Short problem 1
In the passage on union political spending, swap "reporters" for "journalists" and give the text from "Yet as election" up to and including "its chosen candidates.".
===== Text shown
Yet as election season wears on, many politicians and reporters seem to have forgotten. From Wisconsin, where the former mayor of Madison claimed that candidates shouldn't be "beholden to big unions," to the Web, where debates over union endorsements seem to focus only on how much money labor will spend to support its chosen candidates.
Republicans whine about union money in politics. But that's not thier greatest concern, as Jaffe points out:
"The labor movement has always given money to candidates," Damon Silvers, policy director and general counsel at the AFL-CIO, told AlterNet. But when it comes down to winning elections, their greatest contribution is boots on the ground. "And not just any boots, but people who are plugged into their communities, who are trusted. They're the backbone of America's civic culture, the people who are the poll watchers, the people who volunteer at food banks, local leaders in unions, the shop stewards, the people who pound the pavement. They are the core of civil society in the United States."
...Most of those little victories -- those 4 percent raises and new contracts with health care benefits -- are won day by day, inch by inch, in grinding organizing campaigns and lengthy negotiations with management. They don't make headlines the way a multimillion-dollar ad buy does. As Perlman pointed out, unions are workers' organizations that do politics, not political organizations. But with only 11.8 percent of Americans represented by a union, the political action unions do has become the public face of labor.
As for the real extent of union financial contributions to candidates, Jaffe notes:
"CNN's Charles Riley calculates that for 2011-2012 the 100 biggest individual donors to super PACs make up only 3.7 percent of the contributors but supply more than 80 percent of the cash," Noah noted.
Even as the AFL-CIO launches its own super PAC, Worker's Voice, the difference is obvious. Eliza Newlin Carney at Roll Call reported that the AFL-CIO's PAC has raised some $5.4 million and will report $4.1 million cash on hand when it has to file first-quarter disclosure reports. Compare that to the $76.8 million raised by Karl Rove's Crossroads GPS--which got 87 percent of its cash from just 24 donations from ultra-rich donors who gave over $1 million apiece. American Crossroads, the super PAC arm of Crossroads GPS, has already spent $29 million since its founding in 2010.
...Even with the super PAC, organized labor's monetary contribution to the election is going to look small compared to big business. AFL-CIO political director Michael Podhorzer told Roll Call, "We were outspent 20-to-1 last time. We will probably be outspent 20-to-1 this time. But we are going to out-organize them by more than 20-to-1."
==========
Short problem 2
Please reproduce the records word for word, from their first line up to and including the line with "- sidebar-item-web-server[interactable]: Web".
===== Data rows
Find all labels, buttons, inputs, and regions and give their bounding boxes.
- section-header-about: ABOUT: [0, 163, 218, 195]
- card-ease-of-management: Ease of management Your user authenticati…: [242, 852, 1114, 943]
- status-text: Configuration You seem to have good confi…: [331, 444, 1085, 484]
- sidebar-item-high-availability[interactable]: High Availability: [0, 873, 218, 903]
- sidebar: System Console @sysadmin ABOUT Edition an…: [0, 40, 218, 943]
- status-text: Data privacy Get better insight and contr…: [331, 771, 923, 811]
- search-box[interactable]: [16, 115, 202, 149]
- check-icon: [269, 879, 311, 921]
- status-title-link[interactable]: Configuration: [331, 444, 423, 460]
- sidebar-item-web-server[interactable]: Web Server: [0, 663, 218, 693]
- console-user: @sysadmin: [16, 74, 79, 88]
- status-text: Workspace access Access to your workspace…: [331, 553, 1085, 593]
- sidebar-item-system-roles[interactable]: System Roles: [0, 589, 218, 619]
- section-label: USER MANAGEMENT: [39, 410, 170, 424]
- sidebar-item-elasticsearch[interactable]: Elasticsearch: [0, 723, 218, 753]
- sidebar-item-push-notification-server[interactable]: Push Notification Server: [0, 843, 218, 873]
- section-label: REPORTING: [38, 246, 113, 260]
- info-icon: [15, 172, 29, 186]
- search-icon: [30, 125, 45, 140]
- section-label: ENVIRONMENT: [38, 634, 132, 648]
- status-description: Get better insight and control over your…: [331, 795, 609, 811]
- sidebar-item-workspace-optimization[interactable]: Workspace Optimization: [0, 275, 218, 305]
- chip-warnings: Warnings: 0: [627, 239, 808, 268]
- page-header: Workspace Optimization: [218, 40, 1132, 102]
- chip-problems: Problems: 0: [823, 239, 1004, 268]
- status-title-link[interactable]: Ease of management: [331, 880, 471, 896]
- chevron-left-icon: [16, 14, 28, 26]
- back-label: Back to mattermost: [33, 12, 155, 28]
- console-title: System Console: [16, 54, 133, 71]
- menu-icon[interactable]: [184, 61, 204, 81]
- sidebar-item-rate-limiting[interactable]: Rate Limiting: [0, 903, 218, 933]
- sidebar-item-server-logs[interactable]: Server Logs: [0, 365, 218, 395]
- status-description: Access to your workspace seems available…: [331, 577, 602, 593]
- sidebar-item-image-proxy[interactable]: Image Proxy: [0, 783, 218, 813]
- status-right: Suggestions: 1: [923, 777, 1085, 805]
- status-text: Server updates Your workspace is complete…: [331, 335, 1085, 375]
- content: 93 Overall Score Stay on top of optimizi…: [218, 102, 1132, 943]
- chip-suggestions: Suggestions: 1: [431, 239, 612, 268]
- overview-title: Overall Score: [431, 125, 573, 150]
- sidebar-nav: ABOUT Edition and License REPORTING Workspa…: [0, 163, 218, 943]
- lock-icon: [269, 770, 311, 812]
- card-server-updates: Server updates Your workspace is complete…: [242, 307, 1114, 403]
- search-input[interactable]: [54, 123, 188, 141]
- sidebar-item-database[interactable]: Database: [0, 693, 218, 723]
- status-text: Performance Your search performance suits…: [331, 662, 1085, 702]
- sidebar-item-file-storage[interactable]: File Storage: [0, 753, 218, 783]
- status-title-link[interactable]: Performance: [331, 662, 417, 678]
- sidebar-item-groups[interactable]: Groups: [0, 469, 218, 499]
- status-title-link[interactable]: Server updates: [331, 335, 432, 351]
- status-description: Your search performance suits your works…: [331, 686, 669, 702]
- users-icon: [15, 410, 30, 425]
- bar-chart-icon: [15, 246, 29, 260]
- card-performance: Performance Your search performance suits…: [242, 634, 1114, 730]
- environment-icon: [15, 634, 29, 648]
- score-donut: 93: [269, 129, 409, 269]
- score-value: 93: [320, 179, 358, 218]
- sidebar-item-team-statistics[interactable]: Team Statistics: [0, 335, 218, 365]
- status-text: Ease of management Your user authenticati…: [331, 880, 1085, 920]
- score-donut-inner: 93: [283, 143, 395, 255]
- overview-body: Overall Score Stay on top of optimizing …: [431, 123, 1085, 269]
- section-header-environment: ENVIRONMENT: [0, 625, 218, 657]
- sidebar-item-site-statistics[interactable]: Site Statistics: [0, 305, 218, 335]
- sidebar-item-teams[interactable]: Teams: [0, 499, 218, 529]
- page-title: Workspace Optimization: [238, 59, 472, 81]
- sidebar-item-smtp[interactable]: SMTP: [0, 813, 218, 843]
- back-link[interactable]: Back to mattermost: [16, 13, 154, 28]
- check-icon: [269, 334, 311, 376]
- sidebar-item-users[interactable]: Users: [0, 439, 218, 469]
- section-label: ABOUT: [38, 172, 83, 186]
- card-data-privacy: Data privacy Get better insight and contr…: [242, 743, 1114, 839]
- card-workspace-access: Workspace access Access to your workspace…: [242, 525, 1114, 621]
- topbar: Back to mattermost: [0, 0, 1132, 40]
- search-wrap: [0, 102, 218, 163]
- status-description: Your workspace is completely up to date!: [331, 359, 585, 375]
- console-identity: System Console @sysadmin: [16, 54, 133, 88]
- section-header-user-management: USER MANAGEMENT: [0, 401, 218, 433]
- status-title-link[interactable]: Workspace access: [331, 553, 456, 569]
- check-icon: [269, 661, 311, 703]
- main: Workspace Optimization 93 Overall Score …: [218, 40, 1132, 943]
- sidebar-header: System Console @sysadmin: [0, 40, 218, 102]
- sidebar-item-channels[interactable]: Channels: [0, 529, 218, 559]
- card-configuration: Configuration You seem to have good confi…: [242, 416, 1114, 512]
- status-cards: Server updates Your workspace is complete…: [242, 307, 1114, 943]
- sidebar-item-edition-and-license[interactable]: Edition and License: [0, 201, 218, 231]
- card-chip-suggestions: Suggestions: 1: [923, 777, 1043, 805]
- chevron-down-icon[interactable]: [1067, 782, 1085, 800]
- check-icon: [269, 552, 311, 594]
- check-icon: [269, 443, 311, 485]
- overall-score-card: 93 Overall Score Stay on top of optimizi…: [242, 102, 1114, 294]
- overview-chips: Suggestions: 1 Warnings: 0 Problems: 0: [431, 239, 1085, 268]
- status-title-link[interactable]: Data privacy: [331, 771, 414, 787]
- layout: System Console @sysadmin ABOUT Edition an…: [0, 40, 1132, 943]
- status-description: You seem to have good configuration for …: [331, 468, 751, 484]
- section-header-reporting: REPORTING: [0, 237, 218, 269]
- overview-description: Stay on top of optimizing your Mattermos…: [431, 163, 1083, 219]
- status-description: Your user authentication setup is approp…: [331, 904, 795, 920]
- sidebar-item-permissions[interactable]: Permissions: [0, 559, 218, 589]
==========
Complete answer 1
Yet as election season wears on, many politicians and journalists seem to have forgotten. From Wisconsin, where the former mayor of Madison claimed that candidates shouldn't be "beholden to big unions," to the Web, where debates over union endorsements seem to focus only on how much money labor will spend to support its chosen candidates.

Complete answer 2
Find all labels, buttons, inputs, and regions and give their bounding boxes.
- section-header-about: ABOUT: [0, 163, 218, 195]
- card-ease-of-management: Ease of management Your user authenticati…: [242, 852, 1114, 943]
- status-text: Configuration You seem to have good confi…: [331, 444, 1085, 484]
- sidebar-item-high-availability[interactable]: High Availability: [0, 873, 218, 903]
- sidebar: System Console @sysadmin ABOUT Edition an…: [0, 40, 218, 943]
- status-text: Data privacy Get better insight and contr…: [331, 771, 923, 811]
- search-box[interactable]: [16, 115, 202, 149]
- check-icon: [269, 879, 311, 921]
- status-title-link[interactable]: Configuration: [331, 444, 423, 460]
- sidebar-item-web-server[interactable]: Web Server: [0, 663, 218, 693]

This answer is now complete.